» ПОСТАВЛЕННАЯ ЗАДАЧА 1
Что, согласно приведённому отрывку, составляет ремесло квалифицированного адвоката?

===== ПРИВЕДЁННЫЙ ОТРЫВОК

Отнюдь не случайно, что адвокат становится столь значимой фигу­рой в западной политике со времени появления партий. Занятие политикой как профессией осуществляется партиями, т.е. представляет собой именно деятельность заинтересованных сторон, мы скоро уви­дим, что это должно означать. А эффективное ведение какого-либо дела для заинтересованных в нем сторон и есть ремесло квалифицированно­го адвоката. Здесь он — поучительным может быть превосходство враждебной пропаганды — превосходит любого чиновника. Конечно, он может успешно, т.е. технически «хорошо», провести подкрепленное логически слабыми аргументами, т.е. в этом смысле «плохое», дело. Но также только он успешно ведет дело, которое можно подкрепить логи­чески сильными аргументами, т.е. дело в этом смысле «хорошее». Чи­новник в качестве политика, напротив, слишком часто своим техничес­ки «скверным» руководством делает «хорошее» в этом смысле дело «дурным»: нечто подобное нам пришлось пережить. Ибо проводником нынешней политики среди масс общественности все чаще становится умело сказанное или написанное слово. Взвесить его влияние — это-то и составляет круг задач адвоката, а вовсе не чиновника-специалиста, который не является и не должен стремиться быть демагогом, а если все-таки ставит перед собой такую цель, то обычно становится весьма скверным демагогом.

==========
===== ПЕРЕЧЕНЬ ДАННЫХ

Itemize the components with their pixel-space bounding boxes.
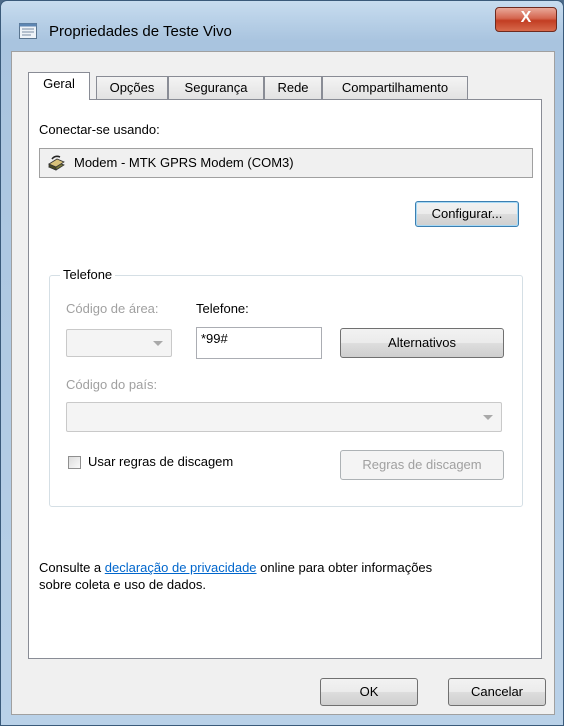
country-code-combo[interactable] xyxy=(66,402,502,432)
tab-rede[interactable]: Rede xyxy=(264,76,322,100)
dialing-rules-button-label: Regras de discagem xyxy=(362,457,482,472)
alternates-button[interactable]: Alternativos xyxy=(340,328,504,358)
phone-group-legend: Telefone xyxy=(60,267,116,282)
tab-label: Segurança xyxy=(184,80,248,95)
tab-label: Rede xyxy=(277,80,309,95)
tab-compartilhamento[interactable]: Compartilhamento xyxy=(322,76,468,100)
configure-button[interactable]: Configurar... xyxy=(415,201,519,227)
phone-groupbox: Telefone Código de área: Telefone: *99# … xyxy=(49,267,523,507)
device-list[interactable]: Modem - MTK GPRS Modem (COM3) xyxy=(39,148,533,178)
chevron-down-icon xyxy=(153,341,163,346)
dialog-client-area: Geral Opções Segurança Rede Compartilham… xyxy=(11,51,555,715)
privacy-statement-link[interactable]: declaração de privacidade xyxy=(105,560,257,575)
phone-number-input[interactable]: *99# xyxy=(196,327,322,359)
privacy-suffix: online para obter informações xyxy=(256,560,433,575)
tab-seguranca[interactable]: Segurança xyxy=(168,76,264,100)
privacy-text: Consulte a declaração de privacidade onl… xyxy=(39,560,432,575)
alternates-button-label: Alternativos xyxy=(388,335,456,350)
tab-label: Geral xyxy=(43,76,75,91)
ok-button-label: OK xyxy=(359,684,379,699)
use-dialing-rules-label[interactable]: Usar regras de discagem xyxy=(88,454,233,469)
country-code-label: Código do país: xyxy=(66,377,158,392)
cancel-button-label: Cancelar xyxy=(470,684,524,699)
title-bar[interactable]: Propriedades de Teste Vivo X xyxy=(1,1,563,45)
properties-dialog: Propriedades de Teste Vivo X Geral Opçõe… xyxy=(0,0,564,726)
use-dialing-rules-checkbox[interactable] xyxy=(68,456,81,469)
tab-label: Opções xyxy=(109,80,155,95)
modem-icon xyxy=(48,155,65,171)
privacy-text-line2: sobre coleta e uso de dados. xyxy=(39,577,206,592)
configure-button-label: Configurar... xyxy=(431,206,503,221)
area-code-label: Código de área: xyxy=(66,301,159,316)
area-code-combo[interactable] xyxy=(66,329,172,357)
privacy-prefix: Consulte a xyxy=(39,560,105,575)
tab-opcoes[interactable]: Opções xyxy=(96,76,168,100)
chevron-down-icon xyxy=(483,415,493,420)
close-button[interactable]: X xyxy=(495,7,557,32)
ok-button[interactable]: OK xyxy=(320,678,418,706)
network-connection-icon xyxy=(19,23,37,39)
phone-number-value: *99# xyxy=(201,331,228,346)
dialing-rules-button[interactable]: Regras de discagem xyxy=(340,450,504,480)
connect-using-label: Conectar-se usando: xyxy=(39,122,160,137)
device-name: Modem - MTK GPRS Modem (COM3) xyxy=(74,155,294,170)
phone-number-label: Telefone: xyxy=(196,301,249,316)
window-title: Propriedades de Teste Vivo xyxy=(49,23,232,40)
tab-label: Compartilhamento xyxy=(341,80,449,95)
tab-geral[interactable]: Geral xyxy=(28,72,90,100)
close-icon: X xyxy=(520,9,532,26)
cancel-button[interactable]: Cancelar xyxy=(448,678,546,706)
general-tab-panel: Conectar-se usando: Modem - MTK GPRS Mod… xyxy=(28,99,542,659)
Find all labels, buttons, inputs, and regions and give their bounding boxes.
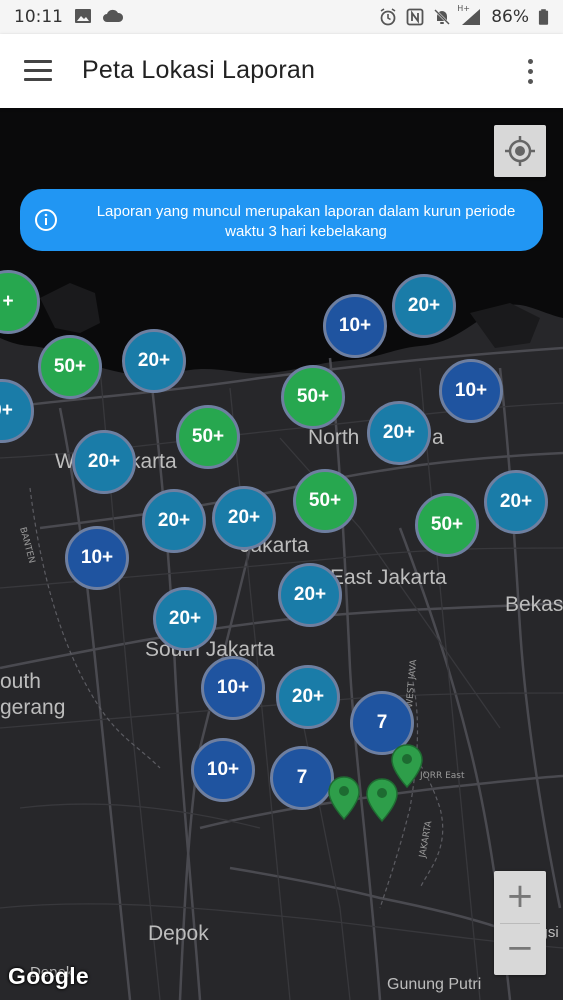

==========

» ПОСТАВЛЕННАЯ ЗАДАЧА 2
Выберите из перечня все строки, содержащие слово «phone», учитывая регистр.

» ПОЛНЫЙ ОТВЕТ 1
Эффективное ведение какого-либо дела для заинтересованных в нём сторон.

» ПОЛНЫЙ ОТВЕТ 2
phone-group-legend: Telefone xyxy=(60,267,116,282)
phone-groupbox: Telefone Código de área: Telefone: *99# … xyxy=(49,267,523,507)
phone-number-input[interactable]: *99# xyxy=(196,327,322,359)
phone-number-value: *99# xyxy=(201,331,228,346)
phone-number-label: Telefone: xyxy=(196,301,249,316)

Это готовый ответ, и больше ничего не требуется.